Trotz – oder vielleicht gerade wegen – der besonderen Rolle, die der Antarktis bei der Entwicklung des Klimas zukommt, kann sie auch als Paradebeispiel für Erfolge im Umweltschutz und der weltweiten friedlichen Kooperation angesehen werden, nämlich im Hinblick auf den Antarktis-Vertrag von 1959.
Abgesehen von seiner politischen Bedeutung als erster internationaler Vertrag nach dem zweiten Weltkrieg, welcher zwischen sozialistischen und kapitalistischen Staaten eine friedliche Koexistenz fixierte, erzielte der Antarktis-Vertrag, der mittlerweile von 51 Staaten unterzeichnet wurde, große Errungenschaften, sowohl was den Klimaschutz anbelangt, als auch die Förderung der Wissenschaften: Das antarktische Gebiet darf ausschließlich friedlich genutzt werden, alle Mitgliederstaaten lassen ihre Gebietsansprüche ruhen, freier internationaler Austausch von Informationen und Personal wurde ermöglicht, Bergbau und die Ausbeutung von Bodenschätzen ist untersagt und es bestehen strenge Auflagen was die Entsorgung von Abfall und mögliche Kontaminationen mit eingeschleppten Pflanzen oder Krankheiten betrifft. Die TeilnehmerInnen der immer beliebter werdenden Antarktis-Kreuzfahrten dürfen beispielsweise an Land keine Speisen zu sich nehmen und müssen ihre Exkremente aufbewahren und später auf dem Schiff entsorgen. Auch ist die Einführung radioaktiver Abfälle verboten. Außerdem sind seit Beginn des Abkommens zahllose multinationale Forschungsprojekte durchgeführt worden. Abgesehen von den vielen Studien und Experimenten, welche sich mit den Veränderungen des Klimas, der Winde und der Meere befassen, die Ökosysteme der Antarktis und deren Flora und Fauna untersuchen und den Forschungen, die sich der Glaziologie widmen, werden auch Projekte im Bereich der Astrophysik, der Astronomie und der Geophysik durchgeführt (z.B. in der Amundsen-Scott-Station).

_IHRE AUFGABE_
Beantworten Sie anhand des Textes zum Antarktis-Vertrag:
(a) Aus welchem Jahr stammt der Antarktis-Vertrag?
(b) Von wie vielen Staaten wurde der Vertrag mittlerweile unterzeichnet?
(c) Was müssen die Teilnehmer der Antarktis-Kreuzfahrten mit ihren Exkrementen tun?

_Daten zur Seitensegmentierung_
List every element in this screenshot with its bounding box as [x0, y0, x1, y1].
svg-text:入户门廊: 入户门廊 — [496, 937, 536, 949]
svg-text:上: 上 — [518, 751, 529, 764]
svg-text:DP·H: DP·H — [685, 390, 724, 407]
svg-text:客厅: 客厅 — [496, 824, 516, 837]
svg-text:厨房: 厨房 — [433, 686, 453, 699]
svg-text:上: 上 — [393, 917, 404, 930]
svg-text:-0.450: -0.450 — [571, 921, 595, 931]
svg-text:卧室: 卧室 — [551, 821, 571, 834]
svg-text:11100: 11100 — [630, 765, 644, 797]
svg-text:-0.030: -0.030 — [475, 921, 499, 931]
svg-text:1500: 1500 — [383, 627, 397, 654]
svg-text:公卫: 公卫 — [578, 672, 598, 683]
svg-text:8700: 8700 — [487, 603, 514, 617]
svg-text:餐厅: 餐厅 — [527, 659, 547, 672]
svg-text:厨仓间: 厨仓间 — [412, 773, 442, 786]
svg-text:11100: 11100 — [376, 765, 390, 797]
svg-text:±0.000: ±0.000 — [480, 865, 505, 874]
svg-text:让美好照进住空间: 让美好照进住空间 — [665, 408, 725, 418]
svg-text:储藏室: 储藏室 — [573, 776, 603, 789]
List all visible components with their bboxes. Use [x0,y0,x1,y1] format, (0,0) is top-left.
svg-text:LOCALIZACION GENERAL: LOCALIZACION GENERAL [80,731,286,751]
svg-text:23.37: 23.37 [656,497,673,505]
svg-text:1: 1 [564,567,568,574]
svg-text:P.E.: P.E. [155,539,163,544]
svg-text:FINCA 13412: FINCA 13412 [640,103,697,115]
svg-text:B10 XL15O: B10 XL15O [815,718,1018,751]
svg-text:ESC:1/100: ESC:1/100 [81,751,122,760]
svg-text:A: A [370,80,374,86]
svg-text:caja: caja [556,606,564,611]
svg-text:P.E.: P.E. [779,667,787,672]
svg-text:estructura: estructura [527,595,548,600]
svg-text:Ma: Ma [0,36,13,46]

_LÖSUNG_
(a) Aus dem Jahr 1959.
(b) Von 51 Staaten.
(c) Sie müssen sie aufbewahren und später auf dem Schiff entsorgen.